[START OF EXCERPTED RECORDS]
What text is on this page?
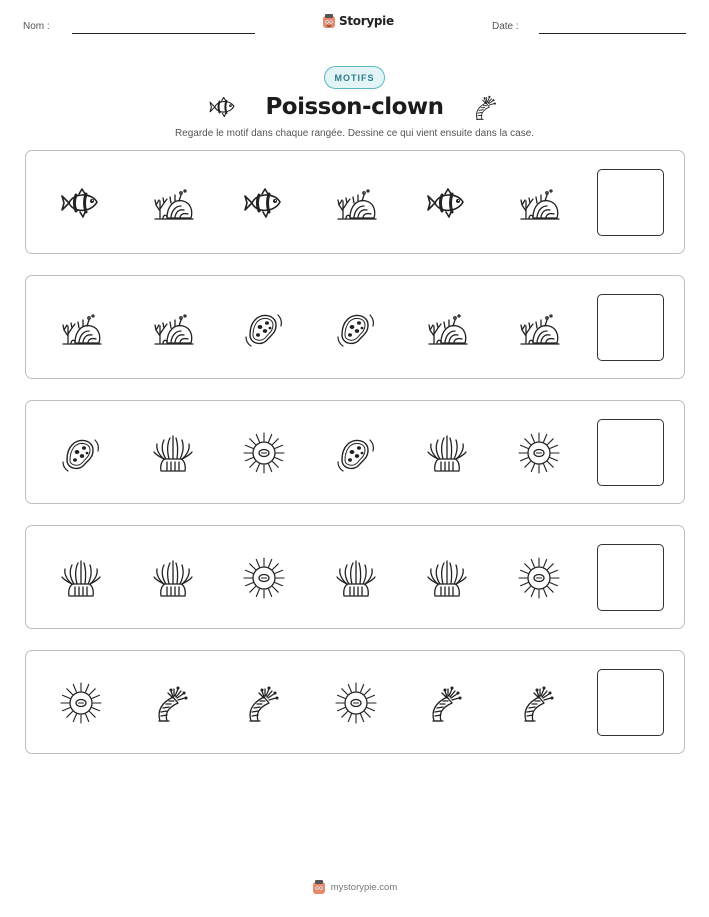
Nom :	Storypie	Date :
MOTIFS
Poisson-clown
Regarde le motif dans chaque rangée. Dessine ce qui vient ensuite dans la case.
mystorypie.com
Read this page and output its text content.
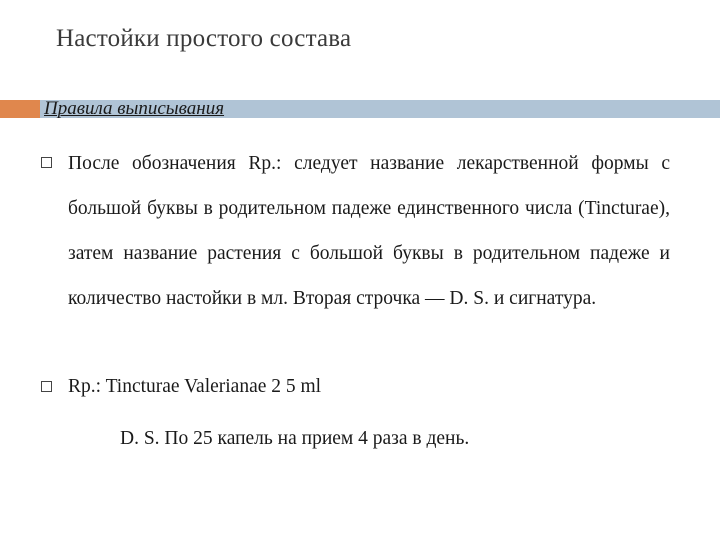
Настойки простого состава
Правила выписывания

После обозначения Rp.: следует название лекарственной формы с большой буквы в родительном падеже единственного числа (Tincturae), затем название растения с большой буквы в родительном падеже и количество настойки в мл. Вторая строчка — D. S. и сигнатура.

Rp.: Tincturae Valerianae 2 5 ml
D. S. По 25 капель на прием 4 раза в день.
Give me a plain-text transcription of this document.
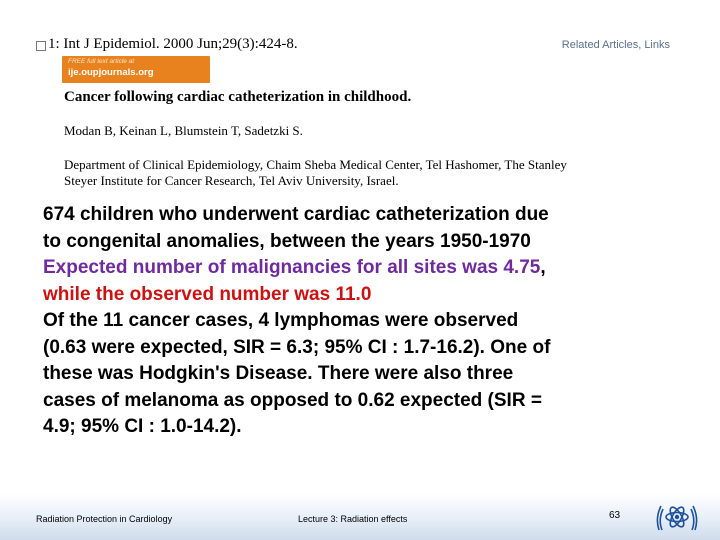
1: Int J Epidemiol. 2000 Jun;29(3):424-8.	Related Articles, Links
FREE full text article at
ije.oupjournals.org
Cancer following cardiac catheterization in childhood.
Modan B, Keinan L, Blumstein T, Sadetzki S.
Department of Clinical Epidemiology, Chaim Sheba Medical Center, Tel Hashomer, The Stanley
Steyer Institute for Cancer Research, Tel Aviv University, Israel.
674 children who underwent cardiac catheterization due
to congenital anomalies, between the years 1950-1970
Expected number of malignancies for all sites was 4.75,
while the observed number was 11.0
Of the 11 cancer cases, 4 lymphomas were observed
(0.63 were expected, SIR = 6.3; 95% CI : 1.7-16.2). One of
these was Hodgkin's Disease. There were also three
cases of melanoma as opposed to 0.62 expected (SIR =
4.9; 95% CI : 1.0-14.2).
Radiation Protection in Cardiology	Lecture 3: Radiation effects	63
[END OF EXCERPTED RECORDS]
◆ TASK BRIEF: Leave out each picture and extract the lines from the one containing "Give me a plain-text" through the end of the records above, inclusive, exactly as they stand.

◆ WRITTEN RESPONSE:
Give me a plain-text transcription of this document.
1: Int J Epidemiol. 2000 Jun;29(3):424-8.	Related Articles, Links
FREE full text article at
ije.oupjournals.org
Cancer following cardiac catheterization in childhood.
Modan B, Keinan L, Blumstein T, Sadetzki S.
Department of Clinical Epidemiology, Chaim Sheba Medical Center, Tel Hashomer, The Stanley
Steyer Institute for Cancer Research, Tel Aviv University, Israel.
674 children who underwent cardiac catheterization due
to congenital anomalies, between the years 1950-1970
Expected number of malignancies for all sites was 4.75,
while the observed number was 11.0
Of the 11 cancer cases, 4 lymphomas were observed
(0.63 were expected, SIR = 6.3; 95% CI : 1.7-16.2). One of
these was Hodgkin's Disease. There were also three
cases of melanoma as opposed to 0.62 expected (SIR =
4.9; 95% CI : 1.0-14.2).
Radiation Protection in Cardiology	Lecture 3: Radiation effects	63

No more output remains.